*AIM OF THE TASK*.
Take the stretch from the line containing "dropdown-arrow: ▼ [1255, 11, 1264, 21]" through the line containing "heatmap-cell [488, 169, 542, 226]", swap "colorbar" for "color-scale", and write out only those lines with nothing else altered.

*INFORMATION SHOWN*.
==================================================

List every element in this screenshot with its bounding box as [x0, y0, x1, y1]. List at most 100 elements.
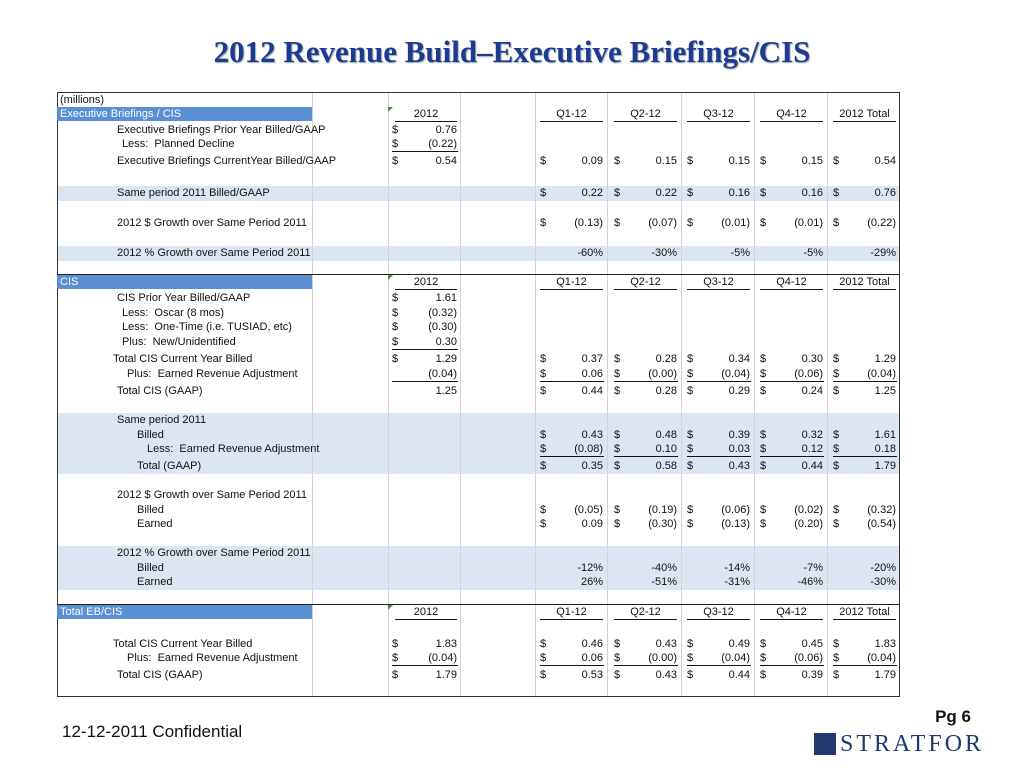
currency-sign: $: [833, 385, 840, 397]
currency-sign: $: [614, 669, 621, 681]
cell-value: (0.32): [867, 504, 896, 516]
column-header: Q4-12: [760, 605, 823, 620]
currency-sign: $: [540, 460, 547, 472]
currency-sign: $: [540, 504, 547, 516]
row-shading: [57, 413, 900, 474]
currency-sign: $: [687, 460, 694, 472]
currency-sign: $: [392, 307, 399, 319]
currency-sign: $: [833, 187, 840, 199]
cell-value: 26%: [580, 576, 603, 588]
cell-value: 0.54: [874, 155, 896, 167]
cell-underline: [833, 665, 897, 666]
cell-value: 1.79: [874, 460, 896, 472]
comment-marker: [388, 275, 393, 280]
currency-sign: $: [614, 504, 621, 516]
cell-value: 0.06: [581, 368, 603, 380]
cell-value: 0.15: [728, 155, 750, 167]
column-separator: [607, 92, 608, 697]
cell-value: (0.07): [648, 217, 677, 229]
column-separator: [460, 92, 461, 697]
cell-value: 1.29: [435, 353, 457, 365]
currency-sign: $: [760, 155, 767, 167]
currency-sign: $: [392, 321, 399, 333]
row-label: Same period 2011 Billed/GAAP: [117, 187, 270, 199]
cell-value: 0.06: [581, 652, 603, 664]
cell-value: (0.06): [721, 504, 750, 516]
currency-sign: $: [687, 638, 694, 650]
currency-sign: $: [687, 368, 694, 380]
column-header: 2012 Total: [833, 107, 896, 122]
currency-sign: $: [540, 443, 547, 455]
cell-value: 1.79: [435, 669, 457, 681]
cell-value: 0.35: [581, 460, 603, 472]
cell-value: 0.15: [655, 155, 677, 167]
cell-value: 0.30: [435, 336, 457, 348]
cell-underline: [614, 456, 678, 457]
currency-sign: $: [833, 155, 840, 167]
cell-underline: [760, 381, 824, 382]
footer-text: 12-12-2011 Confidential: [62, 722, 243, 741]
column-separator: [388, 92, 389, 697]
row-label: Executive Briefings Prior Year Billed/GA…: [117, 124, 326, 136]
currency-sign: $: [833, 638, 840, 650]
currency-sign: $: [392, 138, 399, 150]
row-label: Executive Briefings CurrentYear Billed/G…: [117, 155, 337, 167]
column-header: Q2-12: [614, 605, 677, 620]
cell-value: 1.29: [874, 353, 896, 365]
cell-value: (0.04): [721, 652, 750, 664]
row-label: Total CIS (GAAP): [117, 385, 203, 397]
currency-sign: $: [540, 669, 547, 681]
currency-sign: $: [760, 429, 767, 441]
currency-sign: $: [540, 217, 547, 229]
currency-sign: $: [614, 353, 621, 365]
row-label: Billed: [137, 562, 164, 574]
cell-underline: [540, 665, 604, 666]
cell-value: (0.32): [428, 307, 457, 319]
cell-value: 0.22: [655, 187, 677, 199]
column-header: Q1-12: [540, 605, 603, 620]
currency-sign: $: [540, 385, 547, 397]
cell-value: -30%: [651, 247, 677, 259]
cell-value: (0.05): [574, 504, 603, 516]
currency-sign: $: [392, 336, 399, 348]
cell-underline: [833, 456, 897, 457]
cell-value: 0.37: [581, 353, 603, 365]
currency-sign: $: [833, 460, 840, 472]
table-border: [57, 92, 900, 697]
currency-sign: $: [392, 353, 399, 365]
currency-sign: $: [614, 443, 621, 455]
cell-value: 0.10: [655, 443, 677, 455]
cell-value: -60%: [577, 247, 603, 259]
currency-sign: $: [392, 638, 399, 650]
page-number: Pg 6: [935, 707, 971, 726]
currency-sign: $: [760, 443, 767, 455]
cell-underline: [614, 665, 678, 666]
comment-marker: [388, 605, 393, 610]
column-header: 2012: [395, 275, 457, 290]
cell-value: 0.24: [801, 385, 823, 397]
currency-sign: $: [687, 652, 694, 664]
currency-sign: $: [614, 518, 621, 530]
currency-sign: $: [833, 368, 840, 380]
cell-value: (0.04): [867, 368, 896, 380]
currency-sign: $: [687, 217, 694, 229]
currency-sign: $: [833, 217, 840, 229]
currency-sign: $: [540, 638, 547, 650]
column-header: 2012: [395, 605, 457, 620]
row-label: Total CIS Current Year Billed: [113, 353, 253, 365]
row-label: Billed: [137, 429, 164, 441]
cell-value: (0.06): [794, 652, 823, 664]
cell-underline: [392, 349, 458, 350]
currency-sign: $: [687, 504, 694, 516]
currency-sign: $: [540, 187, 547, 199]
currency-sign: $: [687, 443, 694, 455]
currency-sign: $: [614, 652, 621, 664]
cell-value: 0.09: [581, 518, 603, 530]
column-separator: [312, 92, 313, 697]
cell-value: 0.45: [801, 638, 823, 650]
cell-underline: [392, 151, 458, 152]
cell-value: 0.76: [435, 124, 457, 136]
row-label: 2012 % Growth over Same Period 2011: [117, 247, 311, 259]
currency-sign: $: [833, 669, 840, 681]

==================================================

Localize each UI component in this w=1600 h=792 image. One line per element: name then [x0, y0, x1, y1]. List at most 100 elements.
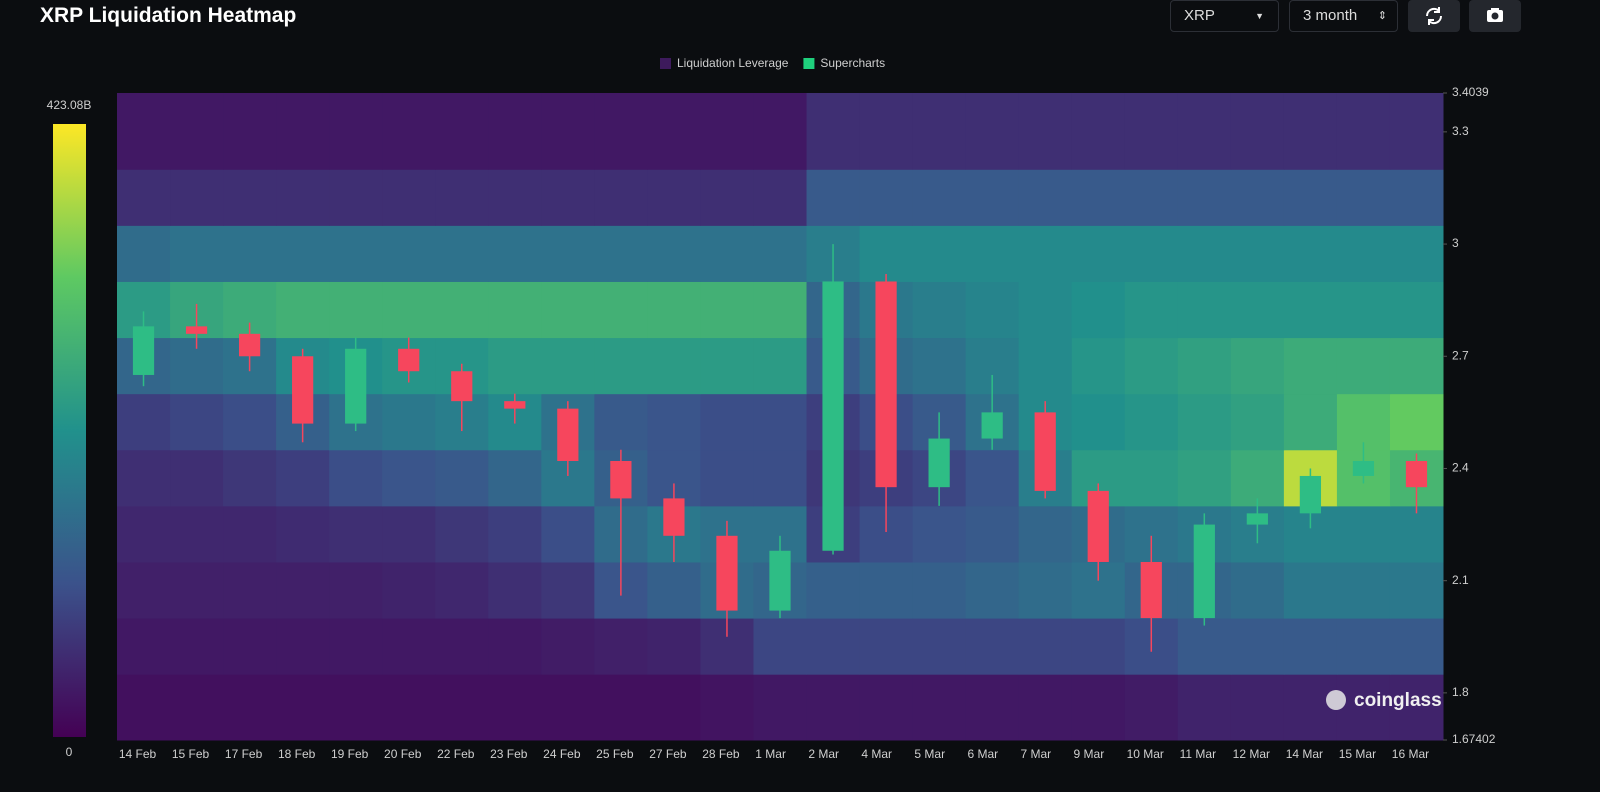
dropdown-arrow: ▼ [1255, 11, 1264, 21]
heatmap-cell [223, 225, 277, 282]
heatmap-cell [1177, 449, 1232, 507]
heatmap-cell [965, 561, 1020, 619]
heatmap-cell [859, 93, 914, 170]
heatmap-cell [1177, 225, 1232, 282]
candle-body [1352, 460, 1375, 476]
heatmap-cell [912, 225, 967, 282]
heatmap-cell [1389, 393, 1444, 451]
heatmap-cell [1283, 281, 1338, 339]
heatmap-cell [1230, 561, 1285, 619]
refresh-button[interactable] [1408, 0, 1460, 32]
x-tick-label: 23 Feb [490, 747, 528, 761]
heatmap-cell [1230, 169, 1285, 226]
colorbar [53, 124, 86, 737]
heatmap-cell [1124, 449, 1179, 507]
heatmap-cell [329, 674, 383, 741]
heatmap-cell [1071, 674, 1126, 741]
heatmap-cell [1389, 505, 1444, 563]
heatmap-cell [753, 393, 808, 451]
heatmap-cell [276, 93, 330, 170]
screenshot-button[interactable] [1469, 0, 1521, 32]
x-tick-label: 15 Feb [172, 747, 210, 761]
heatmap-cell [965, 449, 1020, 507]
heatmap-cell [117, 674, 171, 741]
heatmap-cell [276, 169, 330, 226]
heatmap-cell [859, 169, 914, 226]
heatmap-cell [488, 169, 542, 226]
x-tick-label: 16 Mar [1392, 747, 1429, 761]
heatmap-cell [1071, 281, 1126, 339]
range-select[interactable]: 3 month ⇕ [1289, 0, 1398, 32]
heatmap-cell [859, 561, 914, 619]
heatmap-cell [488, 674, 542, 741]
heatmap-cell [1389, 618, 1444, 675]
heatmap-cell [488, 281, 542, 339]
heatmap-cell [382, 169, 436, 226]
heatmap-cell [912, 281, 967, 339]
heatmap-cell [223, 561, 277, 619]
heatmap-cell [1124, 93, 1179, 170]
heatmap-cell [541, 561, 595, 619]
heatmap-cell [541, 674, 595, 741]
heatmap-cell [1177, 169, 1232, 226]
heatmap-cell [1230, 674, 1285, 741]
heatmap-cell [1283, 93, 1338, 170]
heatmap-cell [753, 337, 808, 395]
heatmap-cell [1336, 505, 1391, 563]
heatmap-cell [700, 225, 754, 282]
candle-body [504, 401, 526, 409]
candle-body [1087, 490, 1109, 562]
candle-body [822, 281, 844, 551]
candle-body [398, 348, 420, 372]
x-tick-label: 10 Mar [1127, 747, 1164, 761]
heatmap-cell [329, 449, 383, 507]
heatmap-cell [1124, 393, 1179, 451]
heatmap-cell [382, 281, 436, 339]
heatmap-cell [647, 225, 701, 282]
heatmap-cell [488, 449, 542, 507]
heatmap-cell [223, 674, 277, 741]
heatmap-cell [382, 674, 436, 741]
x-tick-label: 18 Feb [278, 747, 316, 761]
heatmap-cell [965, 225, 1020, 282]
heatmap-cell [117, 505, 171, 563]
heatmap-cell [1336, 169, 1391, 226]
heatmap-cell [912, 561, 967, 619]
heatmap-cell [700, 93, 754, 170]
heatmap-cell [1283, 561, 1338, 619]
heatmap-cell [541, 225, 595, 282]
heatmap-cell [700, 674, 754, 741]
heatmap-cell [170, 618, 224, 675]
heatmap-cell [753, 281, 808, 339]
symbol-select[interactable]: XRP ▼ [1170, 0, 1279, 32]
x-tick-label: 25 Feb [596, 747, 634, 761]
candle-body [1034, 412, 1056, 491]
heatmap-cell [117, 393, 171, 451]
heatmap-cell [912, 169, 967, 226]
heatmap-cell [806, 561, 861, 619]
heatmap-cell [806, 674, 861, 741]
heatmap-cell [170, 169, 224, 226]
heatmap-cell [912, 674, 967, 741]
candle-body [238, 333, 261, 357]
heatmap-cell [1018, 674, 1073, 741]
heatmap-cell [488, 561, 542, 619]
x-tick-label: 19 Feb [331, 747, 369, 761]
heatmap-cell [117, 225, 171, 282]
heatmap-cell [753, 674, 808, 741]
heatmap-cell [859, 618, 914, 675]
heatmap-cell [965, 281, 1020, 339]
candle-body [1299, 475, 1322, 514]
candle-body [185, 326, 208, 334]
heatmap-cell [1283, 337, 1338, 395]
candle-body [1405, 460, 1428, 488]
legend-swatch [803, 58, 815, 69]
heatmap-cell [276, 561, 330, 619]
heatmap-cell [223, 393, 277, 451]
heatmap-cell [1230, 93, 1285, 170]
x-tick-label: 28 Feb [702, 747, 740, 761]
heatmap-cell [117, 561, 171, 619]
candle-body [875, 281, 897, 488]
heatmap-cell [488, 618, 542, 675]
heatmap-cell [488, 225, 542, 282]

==================================================

*COMPLETE ANSWER*.
dropdown-arrow: ▼ [1255, 11, 1264, 21]
heatmap-cell [223, 225, 277, 282]
heatmap-cell [1177, 449, 1232, 507]
heatmap-cell [965, 561, 1020, 619]
heatmap-cell [859, 93, 914, 170]
heatmap-cell [1177, 225, 1232, 282]
candle-body [1352, 460, 1375, 476]
heatmap-cell [912, 225, 967, 282]
heatmap-cell [1389, 393, 1444, 451]
heatmap-cell [1283, 281, 1338, 339]
heatmap-cell [1230, 561, 1285, 619]
refresh-button[interactable] [1408, 0, 1460, 32]
x-tick-label: 23 Feb [490, 747, 528, 761]
heatmap-cell [1230, 169, 1285, 226]
color-scale [53, 124, 86, 737]
heatmap-cell [1124, 449, 1179, 507]
heatmap-cell [329, 674, 383, 741]
heatmap-cell [1071, 674, 1126, 741]
heatmap-cell [1389, 505, 1444, 563]
heatmap-cell [753, 393, 808, 451]
heatmap-cell [276, 93, 330, 170]
screenshot-button[interactable] [1469, 0, 1521, 32]
x-tick-label: 15 Feb [172, 747, 210, 761]
heatmap-cell [965, 449, 1020, 507]
heatmap-cell [117, 674, 171, 741]
heatmap-cell [276, 169, 330, 226]
heatmap-cell [859, 169, 914, 226]
heatmap-cell [488, 169, 542, 226]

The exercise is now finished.